» **WHAT YOU WILL DO**
From the entries below, copy every line that holds the word "this".

* START DATA ENTRIES *

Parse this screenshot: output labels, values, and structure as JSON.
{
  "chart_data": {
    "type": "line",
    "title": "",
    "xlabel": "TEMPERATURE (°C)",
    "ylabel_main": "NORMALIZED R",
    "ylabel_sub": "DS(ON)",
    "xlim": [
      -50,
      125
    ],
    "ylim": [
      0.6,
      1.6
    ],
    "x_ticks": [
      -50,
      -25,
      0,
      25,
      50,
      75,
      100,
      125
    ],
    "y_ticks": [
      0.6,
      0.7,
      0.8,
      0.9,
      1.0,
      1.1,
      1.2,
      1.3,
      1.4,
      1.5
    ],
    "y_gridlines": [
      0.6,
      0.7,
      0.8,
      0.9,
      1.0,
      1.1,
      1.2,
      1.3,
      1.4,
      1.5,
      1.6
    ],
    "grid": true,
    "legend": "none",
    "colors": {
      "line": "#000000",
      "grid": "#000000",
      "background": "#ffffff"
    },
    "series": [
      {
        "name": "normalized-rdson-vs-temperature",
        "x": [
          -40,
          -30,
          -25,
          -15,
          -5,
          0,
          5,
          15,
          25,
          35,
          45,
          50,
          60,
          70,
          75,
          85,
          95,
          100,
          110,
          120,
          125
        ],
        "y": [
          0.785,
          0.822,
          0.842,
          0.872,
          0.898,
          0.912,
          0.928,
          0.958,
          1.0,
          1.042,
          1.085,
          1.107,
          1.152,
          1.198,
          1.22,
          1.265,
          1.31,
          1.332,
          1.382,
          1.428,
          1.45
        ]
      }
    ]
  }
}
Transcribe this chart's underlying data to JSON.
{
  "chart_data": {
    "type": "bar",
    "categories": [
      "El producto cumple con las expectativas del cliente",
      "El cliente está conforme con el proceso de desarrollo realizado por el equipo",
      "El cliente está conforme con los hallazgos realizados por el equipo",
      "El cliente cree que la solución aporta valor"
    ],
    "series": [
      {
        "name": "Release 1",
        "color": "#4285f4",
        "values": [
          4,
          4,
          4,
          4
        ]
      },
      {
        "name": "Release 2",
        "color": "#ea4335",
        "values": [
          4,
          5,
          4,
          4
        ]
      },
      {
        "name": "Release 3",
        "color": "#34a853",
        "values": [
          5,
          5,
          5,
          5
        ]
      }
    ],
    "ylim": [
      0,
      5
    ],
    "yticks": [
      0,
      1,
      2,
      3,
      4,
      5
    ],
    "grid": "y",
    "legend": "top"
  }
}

* END DATA ENTRIES *

» **TASK SOLUTION**
Parse this screenshot: output labels, values, and structure as JSON.
Transcribe this chart's underlying data to JSON.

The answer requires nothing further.